== Problem requirements ==
Return the listing word for word, as given.

Entries from a dataset:
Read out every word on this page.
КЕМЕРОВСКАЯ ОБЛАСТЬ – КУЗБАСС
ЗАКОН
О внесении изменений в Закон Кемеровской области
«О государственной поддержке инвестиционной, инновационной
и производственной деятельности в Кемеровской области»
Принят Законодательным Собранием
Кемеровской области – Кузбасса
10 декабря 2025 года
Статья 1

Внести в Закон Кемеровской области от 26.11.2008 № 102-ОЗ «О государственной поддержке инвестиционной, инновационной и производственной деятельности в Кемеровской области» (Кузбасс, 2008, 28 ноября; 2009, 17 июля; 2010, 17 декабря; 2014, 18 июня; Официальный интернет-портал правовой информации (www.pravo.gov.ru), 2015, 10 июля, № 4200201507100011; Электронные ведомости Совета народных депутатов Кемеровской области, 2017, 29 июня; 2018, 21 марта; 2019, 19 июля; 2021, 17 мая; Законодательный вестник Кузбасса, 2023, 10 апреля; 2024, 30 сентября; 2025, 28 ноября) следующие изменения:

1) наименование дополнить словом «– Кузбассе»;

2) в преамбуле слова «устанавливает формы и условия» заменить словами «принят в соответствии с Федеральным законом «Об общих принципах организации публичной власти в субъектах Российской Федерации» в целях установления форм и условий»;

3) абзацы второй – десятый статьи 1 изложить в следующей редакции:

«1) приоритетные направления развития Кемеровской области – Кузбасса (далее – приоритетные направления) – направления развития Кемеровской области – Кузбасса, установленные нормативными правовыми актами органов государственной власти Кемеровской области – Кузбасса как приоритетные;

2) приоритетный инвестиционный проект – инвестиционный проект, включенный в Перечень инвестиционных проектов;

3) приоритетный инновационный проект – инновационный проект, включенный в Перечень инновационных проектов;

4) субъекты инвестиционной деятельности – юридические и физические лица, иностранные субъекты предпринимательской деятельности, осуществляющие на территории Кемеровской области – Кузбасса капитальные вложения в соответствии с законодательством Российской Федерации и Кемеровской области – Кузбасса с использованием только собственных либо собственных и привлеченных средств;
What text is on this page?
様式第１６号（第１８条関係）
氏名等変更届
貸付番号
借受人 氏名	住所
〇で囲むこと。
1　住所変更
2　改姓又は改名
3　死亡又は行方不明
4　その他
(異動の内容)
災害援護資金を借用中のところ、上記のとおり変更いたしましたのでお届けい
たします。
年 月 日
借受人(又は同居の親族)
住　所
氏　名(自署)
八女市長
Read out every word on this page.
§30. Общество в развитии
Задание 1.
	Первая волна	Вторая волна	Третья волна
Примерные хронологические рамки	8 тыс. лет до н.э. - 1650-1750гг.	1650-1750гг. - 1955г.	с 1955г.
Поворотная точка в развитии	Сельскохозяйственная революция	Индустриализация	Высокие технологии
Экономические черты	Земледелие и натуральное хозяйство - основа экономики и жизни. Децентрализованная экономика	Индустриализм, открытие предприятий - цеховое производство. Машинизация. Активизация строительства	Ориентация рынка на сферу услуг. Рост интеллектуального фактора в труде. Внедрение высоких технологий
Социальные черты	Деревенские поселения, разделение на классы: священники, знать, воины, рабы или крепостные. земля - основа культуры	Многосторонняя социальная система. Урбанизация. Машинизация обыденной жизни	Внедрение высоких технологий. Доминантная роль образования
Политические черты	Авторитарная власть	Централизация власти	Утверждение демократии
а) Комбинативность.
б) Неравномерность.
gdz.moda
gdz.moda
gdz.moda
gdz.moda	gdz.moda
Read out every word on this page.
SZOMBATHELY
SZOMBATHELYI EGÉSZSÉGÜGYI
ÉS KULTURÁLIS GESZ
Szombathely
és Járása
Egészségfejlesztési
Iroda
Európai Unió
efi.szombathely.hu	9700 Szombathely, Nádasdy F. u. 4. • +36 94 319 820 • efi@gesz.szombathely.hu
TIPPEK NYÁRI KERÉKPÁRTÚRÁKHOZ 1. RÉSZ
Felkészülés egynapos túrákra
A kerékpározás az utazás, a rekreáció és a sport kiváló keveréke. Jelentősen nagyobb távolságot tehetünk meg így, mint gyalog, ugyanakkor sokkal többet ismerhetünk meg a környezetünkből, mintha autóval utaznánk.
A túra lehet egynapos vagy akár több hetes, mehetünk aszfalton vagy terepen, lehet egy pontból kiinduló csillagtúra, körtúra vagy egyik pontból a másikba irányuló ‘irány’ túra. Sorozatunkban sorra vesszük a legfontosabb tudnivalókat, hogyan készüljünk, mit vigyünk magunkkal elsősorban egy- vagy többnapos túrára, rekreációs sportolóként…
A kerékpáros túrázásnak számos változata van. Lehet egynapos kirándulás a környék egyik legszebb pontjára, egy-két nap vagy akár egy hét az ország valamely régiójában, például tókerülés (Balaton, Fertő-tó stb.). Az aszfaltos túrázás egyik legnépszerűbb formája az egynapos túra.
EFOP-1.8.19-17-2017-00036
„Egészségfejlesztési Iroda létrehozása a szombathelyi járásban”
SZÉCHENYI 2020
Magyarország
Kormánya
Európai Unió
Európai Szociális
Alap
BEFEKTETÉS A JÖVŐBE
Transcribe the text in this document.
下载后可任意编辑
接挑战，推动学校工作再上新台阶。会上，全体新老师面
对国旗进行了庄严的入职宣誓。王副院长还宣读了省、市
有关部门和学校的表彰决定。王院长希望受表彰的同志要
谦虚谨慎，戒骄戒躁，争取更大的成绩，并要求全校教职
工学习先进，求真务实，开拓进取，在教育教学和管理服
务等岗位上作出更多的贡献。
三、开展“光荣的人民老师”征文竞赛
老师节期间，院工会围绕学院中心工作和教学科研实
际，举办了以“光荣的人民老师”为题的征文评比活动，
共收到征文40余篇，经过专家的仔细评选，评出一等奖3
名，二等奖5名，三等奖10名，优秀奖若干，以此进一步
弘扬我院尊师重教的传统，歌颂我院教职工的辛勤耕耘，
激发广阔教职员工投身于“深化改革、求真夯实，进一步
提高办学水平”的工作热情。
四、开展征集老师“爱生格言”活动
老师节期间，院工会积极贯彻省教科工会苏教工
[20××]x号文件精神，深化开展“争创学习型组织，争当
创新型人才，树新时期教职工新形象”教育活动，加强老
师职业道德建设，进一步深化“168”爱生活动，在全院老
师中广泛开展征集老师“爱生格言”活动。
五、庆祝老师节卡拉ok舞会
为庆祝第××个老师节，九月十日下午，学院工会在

== In response ==
Read out every word on this page.
КЕМЕРОВСКАЯ ОБЛАСТЬ – КУЗБАСС
ЗАКОН
О внесении изменений в Закон Кемеровской области
«О государственной поддержке инвестиционной, инновационной
и производственной деятельности в Кемеровской области»
Принят Законодательным Собранием
Кемеровской области – Кузбасса
10 декабря 2025 года
Статья 1

Внести в Закон Кемеровской области от 26.11.2008 № 102-ОЗ «О государственной поддержке инвестиционной, инновационной и производственной деятельности в Кемеровской области» (Кузбасс, 2008, 28 ноября; 2009, 17 июля; 2010, 17 декабря; 2014, 18 июня; Официальный интернет-портал правовой информации (www.pravo.gov.ru), 2015, 10 июля, № 4200201507100011; Электронные ведомости Совета народных депутатов Кемеровской области, 2017, 29 июня; 2018, 21 марта; 2019, 19 июля; 2021, 17 мая; Законодательный вестник Кузбасса, 2023, 10 апреля; 2024, 30 сентября; 2025, 28 ноября) следующие изменения:

1) наименование дополнить словом «– Кузбассе»;

2) в преамбуле слова «устанавливает формы и условия» заменить словами «принят в соответствии с Федеральным законом «Об общих принципах организации публичной власти в субъектах Российской Федерации» в целях установления форм и условий»;

3) абзацы второй – десятый статьи 1 изложить в следующей редакции:

«1) приоритетные направления развития Кемеровской области – Кузбасса (далее – приоритетные направления) – направления развития Кемеровской области – Кузбасса, установленные нормативными правовыми актами органов государственной власти Кемеровской области – Кузбасса как приоритетные;

2) приоритетный инвестиционный проект – инвестиционный проект, включенный в Перечень инвестиционных проектов;

3) приоритетный инновационный проект – инновационный проект, включенный в Перечень инновационных проектов;

4) субъекты инвестиционной деятельности – юридические и физические лица, иностранные субъекты предпринимательской деятельности, осуществляющие на территории Кемеровской области – Кузбасса капитальные вложения в соответствии с законодательством Российской Федерации и Кемеровской области – Кузбасса с использованием только собственных либо собственных и привлеченных средств;
What text is on this page?
様式第１６号（第１８条関係）
氏名等変更届
貸付番号
借受人 氏名	住所
〇で囲むこと。
1　住所変更
2　改姓又は改名
3　死亡又は行方不明
4　その他
(異動の内容)
災害援護資金を借用中のところ、上記のとおり変更いたしましたのでお届けい
たします。
年 月 日
借受人(又は同居の親族)
住　所
氏　名(自署)
八女市長
Read out every word on this page.
§30. Общество в развитии
Задание 1.
	Первая волна	Вторая волна	Третья волна
Примерные хронологические рамки	8 тыс. лет до н.э. - 1650-1750гг.	1650-1750гг. - 1955г.	с 1955г.
Поворотная точка в развитии	Сельскохозяйственная революция	Индустриализация	Высокие технологии
Экономические черты	Земледелие и натуральное хозяйство - основа экономики и жизни. Децентрализованная экономика	Индустриализм, открытие предприятий - цеховое производство. Машинизация. Активизация строительства	Ориентация рынка на сферу услуг. Рост интеллектуального фактора в труде. Внедрение высоких технологий
Социальные черты	Деревенские поселения, разделение на классы: священники, знать, воины, рабы или крепостные. земля - основа культуры	Многосторонняя социальная система. Урбанизация. Машинизация обыденной жизни	Внедрение высоких технологий. Доминантная роль образования
Политические черты	Авторитарная власть	Централизация власти	Утверждение демократии
а) Комбинативность.
б) Неравномерность.
gdz.moda
gdz.moda
gdz.moda
gdz.moda	gdz.moda
Read out every word on this page.
SZOMBATHELY
SZOMBATHELYI EGÉSZSÉGÜGYI
ÉS KULTURÁLIS GESZ
Szombathely
és Járása
Egészségfejlesztési
Iroda
Európai Unió
efi.szombathely.hu	9700 Szombathely, Nádasdy F. u. 4. • +36 94 319 820 • efi@gesz.szombathely.hu
TIPPEK NYÁRI KERÉKPÁRTÚRÁKHOZ 1. RÉSZ
Felkészülés egynapos túrákra
A kerékpározás az utazás, a rekreáció és a sport kiváló keveréke. Jelentősen nagyobb távolságot tehetünk meg így, mint gyalog, ugyanakkor sokkal többet ismerhetünk meg a környezetünkből, mintha autóval utaznánk.
A túra lehet egynapos vagy akár több hetes, mehetünk aszfalton vagy terepen, lehet egy pontból kiinduló csillagtúra, körtúra vagy egyik pontból a másikba irányuló ‘irány’ túra. Sorozatunkban sorra vesszük a legfontosabb tudnivalókat, hogyan készüljünk, mit vigyünk magunkkal elsősorban egy- vagy többnapos túrára, rekreációs sportolóként…
A kerékpáros túrázásnak számos változata van. Lehet egynapos kirándulás a környék egyik legszebb pontjára, egy-két nap vagy akár egy hét az ország valamely régiójában, például tókerülés (Balaton, Fertő-tó stb.). Az aszfaltos túrázás egyik legnépszerűbb formája az egynapos túra.
EFOP-1.8.19-17-2017-00036
„Egészségfejlesztési Iroda létrehozása a szombathelyi járásban”
SZÉCHENYI 2020
Magyarország
Kormánya
Európai Unió
Európai Szociális
Alap
BEFEKTETÉS A JÖVŐBE
Transcribe the text in this document.
下载后可任意编辑
接挑战，推动学校工作再上新台阶。会上，全体新老师面
对国旗进行了庄严的入职宣誓。王副院长还宣读了省、市
有关部门和学校的表彰决定。王院长希望受表彰的同志要
谦虚谨慎，戒骄戒躁，争取更大的成绩，并要求全校教职
工学习先进，求真务实，开拓进取，在教育教学和管理服
务等岗位上作出更多的贡献。
三、开展“光荣的人民老师”征文竞赛
老师节期间，院工会围绕学院中心工作和教学科研实
际，举办了以“光荣的人民老师”为题的征文评比活动，
共收到征文40余篇，经过专家的仔细评选，评出一等奖3
名，二等奖5名，三等奖10名，优秀奖若干，以此进一步
弘扬我院尊师重教的传统，歌颂我院教职工的辛勤耕耘，
激发广阔教职员工投身于“深化改革、求真夯实，进一步
提高办学水平”的工作热情。
四、开展征集老师“爱生格言”活动
老师节期间，院工会积极贯彻省教科工会苏教工
[20××]x号文件精神，深化开展“争创学习型组织，争当
创新型人才，树新时期教职工新形象”教育活动，加强老
师职业道德建设，进一步深化“168”爱生活动，在全院老
师中广泛开展征集老师“爱生格言”活动。
五、庆祝老师节卡拉ok舞会
为庆祝第××个老师节，九月十日下午，学院工会在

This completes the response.